CONSIGNE RÉDIGÉE 1: Citez mot pour mot le passage de l'article sur les séismes du Kilauea compris entre « La carte sous-jacente » et « le temps écoulé. », ces deux extrémités incluses.
CONSIGNE RÉDIGÉE 2: Prolongez l'article sur les séismes du Kilauea en reprenant la rédaction après sa dernière phrase.

TEXTE FOURNI:
Seismo Blog
Une urgence lente et un effondrement soudain
Catégories : Hawaii
7 mai 2018
L’éruption actuelle du volcan Kilauea sur la grande île d’Hawaii s’accompagne de milliers de tremblements de terre. La plupart d’entre eux ont une magnitude inférieure à 2,5, mais certains sont nettement plus importants. Cependant, ils ne sont pas tous égaux. Pour étudier la nature des différentes séquences de séismes, regardons une impressionnante animation chronologique de la sismicité sous le coin sud-est de la Grande île au cours de la semaine dernière. Cette animation a été mise en place par les scientifiques du Pacific Tsunami Warning Center (PTWC) à Honolulu.
La carte sous-jacente de la vidéo de la figure 1 montre la caldeira inactive du sommet Moku’aweowoe du Mauna Loa à gauche juste en dessous du logo du PTWC. Le sommet du Kilauea est la dépression circulaire au milieu de la carte. De là, la zone de rift est du volcan est visible sur la droite. Elle s’étend jusqu’à l’extrémité orientale de la Grande île. La côte sud est dominée par une falaise abrupte, appelée « pali » en hawaïen.
Figure 1 : Animation de la migration des épicentres des séismes sous la Grande île d’Hawaï au cours de la semaine dernière (Source : Pacific Tsunami Warning Center)
Chaque séisme est représenté par un point sur la carte au niveau de son épicentre. Plus le point est grand, plus la magnitude du séisme est importante. L’animation commence lundi dernier (30 avril) à midi, heure locale. Pendant l’animation, l’horloge en haut à droite de la carte indique le temps écoulé.

DONNÉES:
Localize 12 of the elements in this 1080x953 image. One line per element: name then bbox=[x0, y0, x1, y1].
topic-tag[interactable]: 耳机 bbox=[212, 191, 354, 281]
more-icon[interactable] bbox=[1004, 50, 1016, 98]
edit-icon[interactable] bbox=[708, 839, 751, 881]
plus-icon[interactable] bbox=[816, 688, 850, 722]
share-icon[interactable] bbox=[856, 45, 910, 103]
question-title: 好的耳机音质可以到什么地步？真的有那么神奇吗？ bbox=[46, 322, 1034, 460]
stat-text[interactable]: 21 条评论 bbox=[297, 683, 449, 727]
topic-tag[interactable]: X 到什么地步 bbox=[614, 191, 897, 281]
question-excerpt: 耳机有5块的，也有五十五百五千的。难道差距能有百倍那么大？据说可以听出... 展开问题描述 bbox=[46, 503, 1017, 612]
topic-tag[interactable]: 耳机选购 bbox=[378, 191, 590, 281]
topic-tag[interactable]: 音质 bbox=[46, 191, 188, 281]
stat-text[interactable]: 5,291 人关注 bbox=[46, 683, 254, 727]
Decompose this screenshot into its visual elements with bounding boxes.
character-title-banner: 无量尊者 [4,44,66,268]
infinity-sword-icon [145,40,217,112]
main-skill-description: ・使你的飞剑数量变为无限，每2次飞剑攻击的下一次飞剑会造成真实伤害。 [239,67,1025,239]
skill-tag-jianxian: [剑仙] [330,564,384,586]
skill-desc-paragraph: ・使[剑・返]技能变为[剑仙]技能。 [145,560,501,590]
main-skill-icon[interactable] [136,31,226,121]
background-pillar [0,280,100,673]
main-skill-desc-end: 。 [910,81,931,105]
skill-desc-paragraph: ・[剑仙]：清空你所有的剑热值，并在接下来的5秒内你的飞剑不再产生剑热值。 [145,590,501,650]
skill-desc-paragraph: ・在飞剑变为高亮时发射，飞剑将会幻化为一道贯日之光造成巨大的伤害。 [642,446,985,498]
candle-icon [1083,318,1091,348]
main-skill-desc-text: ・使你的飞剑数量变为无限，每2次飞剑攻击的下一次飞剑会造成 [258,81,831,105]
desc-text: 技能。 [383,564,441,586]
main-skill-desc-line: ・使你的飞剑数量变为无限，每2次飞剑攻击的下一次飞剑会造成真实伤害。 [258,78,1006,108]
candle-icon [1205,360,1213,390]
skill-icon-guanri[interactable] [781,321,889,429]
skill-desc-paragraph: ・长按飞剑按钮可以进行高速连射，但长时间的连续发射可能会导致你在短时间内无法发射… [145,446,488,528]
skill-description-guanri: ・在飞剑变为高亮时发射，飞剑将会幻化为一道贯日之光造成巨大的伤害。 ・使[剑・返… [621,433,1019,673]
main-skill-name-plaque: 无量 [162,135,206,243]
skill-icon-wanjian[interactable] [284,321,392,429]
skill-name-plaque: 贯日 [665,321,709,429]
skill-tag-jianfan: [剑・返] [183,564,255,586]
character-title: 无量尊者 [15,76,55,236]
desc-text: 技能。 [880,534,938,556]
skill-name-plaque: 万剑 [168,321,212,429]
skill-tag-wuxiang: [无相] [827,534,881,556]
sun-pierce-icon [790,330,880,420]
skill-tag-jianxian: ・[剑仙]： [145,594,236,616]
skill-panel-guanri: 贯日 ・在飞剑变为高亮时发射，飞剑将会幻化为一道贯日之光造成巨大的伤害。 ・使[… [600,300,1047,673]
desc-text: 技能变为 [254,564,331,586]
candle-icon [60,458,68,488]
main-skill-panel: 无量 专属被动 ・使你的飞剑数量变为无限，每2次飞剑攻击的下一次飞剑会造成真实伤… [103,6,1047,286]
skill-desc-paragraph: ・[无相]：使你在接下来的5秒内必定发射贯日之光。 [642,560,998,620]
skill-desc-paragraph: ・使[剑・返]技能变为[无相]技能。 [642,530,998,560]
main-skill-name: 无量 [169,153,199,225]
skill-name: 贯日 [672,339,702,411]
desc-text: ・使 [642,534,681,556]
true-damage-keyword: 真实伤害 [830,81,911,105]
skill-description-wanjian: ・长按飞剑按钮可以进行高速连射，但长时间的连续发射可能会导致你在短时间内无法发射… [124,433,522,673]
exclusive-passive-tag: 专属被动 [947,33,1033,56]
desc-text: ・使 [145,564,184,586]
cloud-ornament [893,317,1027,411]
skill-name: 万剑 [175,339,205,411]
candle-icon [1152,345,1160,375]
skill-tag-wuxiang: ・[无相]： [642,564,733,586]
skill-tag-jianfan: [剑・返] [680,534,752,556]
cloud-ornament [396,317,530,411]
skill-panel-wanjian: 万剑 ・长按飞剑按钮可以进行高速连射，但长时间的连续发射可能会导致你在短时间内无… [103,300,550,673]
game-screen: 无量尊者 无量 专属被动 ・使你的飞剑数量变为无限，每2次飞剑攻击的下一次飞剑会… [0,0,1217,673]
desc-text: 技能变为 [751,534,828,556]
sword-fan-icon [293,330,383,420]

RÉSULTAT 1:
La carte sous-jacente de la vidéo de la figure 1 montre la caldeira inactive du sommet Moku’aweowoe du Mauna Loa à gauche juste en dessous du logo du PTWC. Le sommet du Kilauea est la dépression circulaire au milieu de la carte. De là, la zone de rift est du volcan est visible sur la droite. Elle s’étend jusqu’à l’extrémité orientale de la Grande île. La côte sud est dominée par une falaise abrupte, appelée « pali » en hawaïen.
Figure 1 : Animation de la migration des épicentres des séismes sous la Grande île d’Hawaï au cours de la semaine dernière (Source : Pacific Tsunami Warning Center)
Chaque séisme est représenté par un point sur la carte au niveau de son épicentre. Plus le point est grand, plus la magnitude du séisme est importante. L’animation commence lundi dernier (30 avril) à midi, heure locale. Pendant l’animation, l’horloge en haut à droite de la carte indique le temps écoulé.

RÉSULTAT 2:
Au début, les épicentres des séismes se regroupent autour du milieu de la zone du rift. Au cours des trois jours suivants, ils se déplacent lentement vers l’est. Cette migration des foyers des séismes indique le mouvement souterrain du magma qui s’éloigne du sommet du volcan. Vers 13 heures le 3 mai, un important point jaune apparaît près de la côte, au milieu de la zone de rift. Ce séisme de magnitude 5 semble avoir secoué le magma dans le système de plomberie du Kilauea, car quelques heures plus tard, les premières fissures se sont ouvertes près de l’extrémité orientale du rift, à environ 25 miles du sommet. Ceci est indiqué par l’étoile jaune et le mot « éruption" qui apparaît dans l’animation.
Pendant les 24 heures suivantes, la sismicité est concentrée sous l’éruption, au cours de laquelle de plus en plus de fissures de projection de lave se sont ouvertes dans le lotissement Leilani Estates du district de Puna. Cela indique à nouveau un mouvement du magma sous le centre de l’éruption.
Le tableau change complètement peu après midi le vendredi 4 mai. Un énorme tremblement de terre d’une magnitude de 6,9 secoue toute la chaîne d’îles, indiqué par le gros point orange sur la carte. Il s’agit du plus fort séisme ayant secoué Hawaï depuis 43 ans. Il déclenche une forte sismicité supplémentaire loin du centre de l’éruption. Les nouveaux événements sismiques se regroupent sous le sommet du Kilauea ainsi que le long de la falaise.
Figure 2 : Après le séisme de 6,9 de vendredi dernier, la côte sud d’Hawaï s’est déplacée vers l’océan d’environ 2 pieds, comme le montrent ici les mesures GPS. (Source : Hawaii Volcano Observatory)
Alors que les séismes sous le sommet et sous le centre d’éruption à l’extrémité orientale de la zone de rift sont générés par le mouvement du magma, le grand événement et ses répliques sous le pali ont une origine différente. Cela devient évident dans la figure 2. Elle montre comment les stations GPS permanentes installées et exploitées par l’Observatoire des volcans d’Hawaï se sont déplacées en réponse au séisme de 6,9. Les flèches rouges indiquent la direction du mouvement horizontal et toutes pointent vers le sud-est. La longueur de chaque flèche représente l’ampleur du mouvement, les plus longues ayant été déplacées de plus de 60 cm. Cela montre que le flanc de la falaise sur la côte sud d’Hawaï s’est déplacé davantage vers l’océan.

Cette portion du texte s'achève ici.